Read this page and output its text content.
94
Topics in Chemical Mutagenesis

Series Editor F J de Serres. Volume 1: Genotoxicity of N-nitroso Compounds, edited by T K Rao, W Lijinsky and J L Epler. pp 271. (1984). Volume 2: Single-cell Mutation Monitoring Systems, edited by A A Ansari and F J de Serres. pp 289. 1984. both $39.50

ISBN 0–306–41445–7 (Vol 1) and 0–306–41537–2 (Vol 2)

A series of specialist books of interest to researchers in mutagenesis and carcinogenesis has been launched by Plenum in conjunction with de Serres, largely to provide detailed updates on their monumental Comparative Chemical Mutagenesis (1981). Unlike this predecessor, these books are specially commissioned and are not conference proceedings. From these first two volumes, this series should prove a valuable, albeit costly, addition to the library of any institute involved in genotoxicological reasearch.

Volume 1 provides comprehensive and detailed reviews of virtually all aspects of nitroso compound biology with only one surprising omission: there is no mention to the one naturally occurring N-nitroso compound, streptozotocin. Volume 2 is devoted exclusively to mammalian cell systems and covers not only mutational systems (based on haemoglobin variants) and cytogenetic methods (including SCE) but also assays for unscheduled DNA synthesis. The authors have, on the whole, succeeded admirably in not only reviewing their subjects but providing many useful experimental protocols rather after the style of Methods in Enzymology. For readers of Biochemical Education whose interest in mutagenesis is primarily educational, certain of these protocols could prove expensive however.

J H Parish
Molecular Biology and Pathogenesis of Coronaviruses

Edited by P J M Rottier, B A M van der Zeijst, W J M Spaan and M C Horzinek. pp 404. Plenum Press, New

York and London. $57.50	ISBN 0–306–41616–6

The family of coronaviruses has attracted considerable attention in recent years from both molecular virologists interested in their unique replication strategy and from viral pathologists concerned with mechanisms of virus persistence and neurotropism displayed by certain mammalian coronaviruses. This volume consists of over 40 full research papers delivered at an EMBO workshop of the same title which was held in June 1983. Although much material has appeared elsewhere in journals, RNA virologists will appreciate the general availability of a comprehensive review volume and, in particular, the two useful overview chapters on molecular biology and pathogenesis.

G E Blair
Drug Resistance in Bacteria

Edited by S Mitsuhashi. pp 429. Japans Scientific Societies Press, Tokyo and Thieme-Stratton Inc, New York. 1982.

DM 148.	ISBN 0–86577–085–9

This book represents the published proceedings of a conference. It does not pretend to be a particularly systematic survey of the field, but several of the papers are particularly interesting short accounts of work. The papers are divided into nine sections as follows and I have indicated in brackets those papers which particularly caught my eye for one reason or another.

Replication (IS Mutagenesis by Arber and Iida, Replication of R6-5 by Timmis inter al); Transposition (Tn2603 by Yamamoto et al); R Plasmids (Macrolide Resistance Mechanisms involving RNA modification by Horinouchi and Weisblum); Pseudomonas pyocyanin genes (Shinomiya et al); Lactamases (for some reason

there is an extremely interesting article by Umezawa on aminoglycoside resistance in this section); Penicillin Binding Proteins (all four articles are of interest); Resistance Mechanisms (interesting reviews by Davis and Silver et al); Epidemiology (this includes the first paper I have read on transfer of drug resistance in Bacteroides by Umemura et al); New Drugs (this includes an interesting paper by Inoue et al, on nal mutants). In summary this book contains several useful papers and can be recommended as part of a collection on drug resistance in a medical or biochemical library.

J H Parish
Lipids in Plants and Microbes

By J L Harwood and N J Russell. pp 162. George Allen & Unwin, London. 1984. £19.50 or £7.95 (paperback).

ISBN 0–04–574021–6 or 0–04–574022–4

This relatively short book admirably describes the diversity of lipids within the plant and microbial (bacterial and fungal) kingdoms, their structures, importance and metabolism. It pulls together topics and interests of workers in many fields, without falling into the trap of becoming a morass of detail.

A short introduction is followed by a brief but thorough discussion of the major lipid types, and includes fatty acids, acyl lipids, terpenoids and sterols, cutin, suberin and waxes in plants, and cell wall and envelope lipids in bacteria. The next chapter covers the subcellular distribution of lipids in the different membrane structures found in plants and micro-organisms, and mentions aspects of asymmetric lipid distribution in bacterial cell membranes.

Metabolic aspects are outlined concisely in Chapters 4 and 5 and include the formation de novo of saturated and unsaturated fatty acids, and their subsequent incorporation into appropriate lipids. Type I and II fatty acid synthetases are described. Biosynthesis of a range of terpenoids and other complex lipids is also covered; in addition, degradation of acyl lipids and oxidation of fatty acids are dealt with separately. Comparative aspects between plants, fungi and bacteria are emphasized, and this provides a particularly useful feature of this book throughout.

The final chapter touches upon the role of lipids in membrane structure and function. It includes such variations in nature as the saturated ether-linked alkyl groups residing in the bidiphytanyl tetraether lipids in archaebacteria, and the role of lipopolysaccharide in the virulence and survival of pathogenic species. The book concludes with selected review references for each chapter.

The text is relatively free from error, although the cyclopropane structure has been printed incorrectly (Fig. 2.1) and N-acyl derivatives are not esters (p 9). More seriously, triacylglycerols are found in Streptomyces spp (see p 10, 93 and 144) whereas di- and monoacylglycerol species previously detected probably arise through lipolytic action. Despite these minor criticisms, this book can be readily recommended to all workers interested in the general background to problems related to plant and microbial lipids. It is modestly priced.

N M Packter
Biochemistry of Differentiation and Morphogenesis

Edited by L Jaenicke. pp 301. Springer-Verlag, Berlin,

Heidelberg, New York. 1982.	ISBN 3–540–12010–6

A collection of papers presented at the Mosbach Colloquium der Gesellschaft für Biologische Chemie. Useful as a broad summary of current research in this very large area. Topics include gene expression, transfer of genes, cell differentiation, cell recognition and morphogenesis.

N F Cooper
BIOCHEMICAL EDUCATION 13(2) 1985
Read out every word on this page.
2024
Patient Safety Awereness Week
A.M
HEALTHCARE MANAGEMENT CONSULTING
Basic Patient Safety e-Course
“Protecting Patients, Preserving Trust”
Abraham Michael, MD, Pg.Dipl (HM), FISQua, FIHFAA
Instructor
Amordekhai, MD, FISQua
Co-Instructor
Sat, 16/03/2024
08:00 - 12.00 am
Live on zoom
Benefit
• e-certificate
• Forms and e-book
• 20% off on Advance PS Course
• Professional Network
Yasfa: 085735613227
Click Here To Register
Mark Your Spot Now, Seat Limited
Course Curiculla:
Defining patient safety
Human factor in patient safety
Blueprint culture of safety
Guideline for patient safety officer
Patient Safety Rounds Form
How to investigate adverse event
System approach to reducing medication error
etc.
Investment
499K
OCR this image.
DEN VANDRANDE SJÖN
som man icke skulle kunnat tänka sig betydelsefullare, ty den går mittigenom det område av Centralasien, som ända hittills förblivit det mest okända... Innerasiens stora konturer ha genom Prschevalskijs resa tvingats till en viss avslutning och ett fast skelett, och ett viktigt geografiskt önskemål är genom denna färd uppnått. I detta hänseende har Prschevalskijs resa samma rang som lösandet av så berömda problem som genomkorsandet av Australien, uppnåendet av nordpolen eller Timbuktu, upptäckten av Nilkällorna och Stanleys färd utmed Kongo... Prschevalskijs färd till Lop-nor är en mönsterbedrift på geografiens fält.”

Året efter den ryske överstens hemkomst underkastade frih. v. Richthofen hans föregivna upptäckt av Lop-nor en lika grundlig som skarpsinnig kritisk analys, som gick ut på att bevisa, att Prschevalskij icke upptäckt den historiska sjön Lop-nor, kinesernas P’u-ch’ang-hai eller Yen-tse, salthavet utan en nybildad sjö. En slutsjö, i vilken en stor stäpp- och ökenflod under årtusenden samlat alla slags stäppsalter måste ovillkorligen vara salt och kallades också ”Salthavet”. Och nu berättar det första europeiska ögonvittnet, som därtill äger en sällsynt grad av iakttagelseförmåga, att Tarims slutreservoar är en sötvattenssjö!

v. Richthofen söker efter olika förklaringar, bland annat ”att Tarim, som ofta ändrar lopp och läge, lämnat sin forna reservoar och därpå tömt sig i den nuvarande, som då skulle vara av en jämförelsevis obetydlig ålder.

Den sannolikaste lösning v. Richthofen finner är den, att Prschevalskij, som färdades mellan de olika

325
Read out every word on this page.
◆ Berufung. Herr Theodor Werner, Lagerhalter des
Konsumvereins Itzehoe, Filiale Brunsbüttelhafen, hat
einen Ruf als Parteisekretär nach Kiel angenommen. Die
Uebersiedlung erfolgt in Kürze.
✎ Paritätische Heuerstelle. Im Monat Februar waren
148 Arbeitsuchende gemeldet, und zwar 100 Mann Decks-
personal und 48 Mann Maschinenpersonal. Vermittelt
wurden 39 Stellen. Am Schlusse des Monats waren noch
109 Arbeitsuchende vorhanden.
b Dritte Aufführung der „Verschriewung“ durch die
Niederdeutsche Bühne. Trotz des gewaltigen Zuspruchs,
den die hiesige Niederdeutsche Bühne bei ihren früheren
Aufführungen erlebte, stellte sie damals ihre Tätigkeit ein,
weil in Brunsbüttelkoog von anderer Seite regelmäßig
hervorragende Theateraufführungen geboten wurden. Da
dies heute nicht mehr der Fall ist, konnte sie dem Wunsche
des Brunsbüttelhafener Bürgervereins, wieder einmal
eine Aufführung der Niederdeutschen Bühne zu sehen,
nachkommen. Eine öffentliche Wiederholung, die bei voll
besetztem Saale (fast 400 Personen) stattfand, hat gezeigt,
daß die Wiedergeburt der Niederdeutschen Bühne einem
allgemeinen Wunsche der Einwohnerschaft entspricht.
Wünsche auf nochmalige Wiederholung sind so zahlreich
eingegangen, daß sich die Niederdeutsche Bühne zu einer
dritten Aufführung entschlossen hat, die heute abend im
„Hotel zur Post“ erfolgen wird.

[The task]: Your answer should be the lines of the material above that include "particularly".

[Result of the task]:
This book represents the published proceedings of a conference. It does not pretend to be a particularly systematic survey of the field, but several of the papers are particularly interesting short accounts of work. The papers are divided into nine sections as follows and I have indicated in brackets those papers which particularly caught my eye for one reason or another.
Metabolic aspects are outlined concisely in Chapters 4 and 5 and include the formation de novo of saturated and unsaturated fatty acids, and their subsequent incorporation into appropriate lipids. Type I and II fatty acid synthetases are described. Biosynthesis of a range of terpenoids and other complex lipids is also covered; in addition, degradation of acyl lipids and oxidation of fatty acids are dealt with separately. Comparative aspects between plants, fungi and bacteria are emphasized, and this provides a particularly useful feature of this book throughout.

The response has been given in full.